> Directions for this task
Transcribe every record that appears below, exactly and in full.
# # # #
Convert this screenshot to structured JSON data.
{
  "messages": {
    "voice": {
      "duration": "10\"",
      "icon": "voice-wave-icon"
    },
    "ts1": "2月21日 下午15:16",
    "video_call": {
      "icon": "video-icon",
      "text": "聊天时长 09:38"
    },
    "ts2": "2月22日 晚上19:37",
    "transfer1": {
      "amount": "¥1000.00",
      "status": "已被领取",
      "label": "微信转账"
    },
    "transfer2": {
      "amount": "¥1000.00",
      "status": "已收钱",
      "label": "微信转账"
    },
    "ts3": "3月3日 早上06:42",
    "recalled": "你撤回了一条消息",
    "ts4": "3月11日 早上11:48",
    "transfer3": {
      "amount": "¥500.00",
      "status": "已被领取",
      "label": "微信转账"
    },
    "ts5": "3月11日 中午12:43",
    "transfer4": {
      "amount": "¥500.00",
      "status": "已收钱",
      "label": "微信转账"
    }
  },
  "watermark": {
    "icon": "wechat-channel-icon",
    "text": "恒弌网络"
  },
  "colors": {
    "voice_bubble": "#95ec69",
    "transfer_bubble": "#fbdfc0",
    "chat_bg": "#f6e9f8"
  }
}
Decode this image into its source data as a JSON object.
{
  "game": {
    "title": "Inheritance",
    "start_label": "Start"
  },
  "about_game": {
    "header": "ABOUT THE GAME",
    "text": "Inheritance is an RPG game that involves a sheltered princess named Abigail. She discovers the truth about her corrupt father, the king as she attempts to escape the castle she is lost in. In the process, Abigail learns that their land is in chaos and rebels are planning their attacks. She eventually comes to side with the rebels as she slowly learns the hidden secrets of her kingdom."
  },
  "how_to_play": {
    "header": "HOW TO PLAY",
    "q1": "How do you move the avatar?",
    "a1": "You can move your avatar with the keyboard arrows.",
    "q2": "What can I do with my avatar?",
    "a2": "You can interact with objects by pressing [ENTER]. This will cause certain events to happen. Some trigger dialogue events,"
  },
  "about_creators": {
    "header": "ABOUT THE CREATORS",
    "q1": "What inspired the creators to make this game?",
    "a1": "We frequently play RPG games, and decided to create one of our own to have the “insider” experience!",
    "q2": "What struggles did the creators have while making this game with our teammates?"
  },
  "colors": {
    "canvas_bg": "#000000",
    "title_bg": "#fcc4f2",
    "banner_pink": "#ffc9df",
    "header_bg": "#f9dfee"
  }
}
# # # #
> Worked solution
Convert this screenshot to structured JSON data.
{
  "messages": {
    "voice": {
      "duration": "10\"",
      "icon": "voice-wave-icon"
    },
    "ts1": "2月21日 下午15:16",
    "video_call": {
      "icon": "video-icon",
      "text": "聊天时长 09:38"
    },
    "ts2": "2月22日 晚上19:37",
    "transfer1": {
      "amount": "¥1000.00",
      "status": "已被领取",
      "label": "微信转账"
    },
    "transfer2": {
      "amount": "¥1000.00",
      "status": "已收钱",
      "label": "微信转账"
    },
    "ts3": "3月3日 早上06:42",
    "recalled": "你撤回了一条消息",
    "ts4": "3月11日 早上11:48",
    "transfer3": {
      "amount": "¥500.00",
      "status": "已被领取",
      "label": "微信转账"
    },
    "ts5": "3月11日 中午12:43",
    "transfer4": {
      "amount": "¥500.00",
      "status": "已收钱",
      "label": "微信转账"
    }
  },
  "watermark": {
    "icon": "wechat-channel-icon",
    "text": "恒弌网络"
  },
  "colors": {
    "voice_bubble": "#95ec69",
    "transfer_bubble": "#fbdfc0",
    "chat_bg": "#f6e9f8"
  }
}
Decode this image into its source data as a JSON object.
{
  "game": {
    "title": "Inheritance",
    "start_label": "Start"
  },
  "about_game": {
    "header": "ABOUT THE GAME",
    "text": "Inheritance is an RPG game that involves a sheltered princess named Abigail. She discovers the truth about her corrupt father, the king as she attempts to escape the castle she is lost in. In the process, Abigail learns that their land is in chaos and rebels are planning their attacks. She eventually comes to side with the rebels as she slowly learns the hidden secrets of her kingdom."
  },
  "how_to_play": {
    "header": "HOW TO PLAY",
    "q1": "How do you move the avatar?",
    "a1": "You can move your avatar with the keyboard arrows.",
    "q2": "What can I do with my avatar?",
    "a2": "You can interact with objects by pressing [ENTER]. This will cause certain events to happen. Some trigger dialogue events,"
  },
  "about_creators": {
    "header": "ABOUT THE CREATORS",
    "q1": "What inspired the creators to make this game?",
    "a1": "We frequently play RPG games, and decided to create one of our own to have the “insider” experience!",
    "q2": "What struggles did the creators have while making this game with our teammates?"
  },
  "colors": {
    "canvas_bg": "#000000",
    "title_bg": "#fcc4f2",
    "banner_pink": "#ffc9df",
    "header_bg": "#f9dfee"
  }
}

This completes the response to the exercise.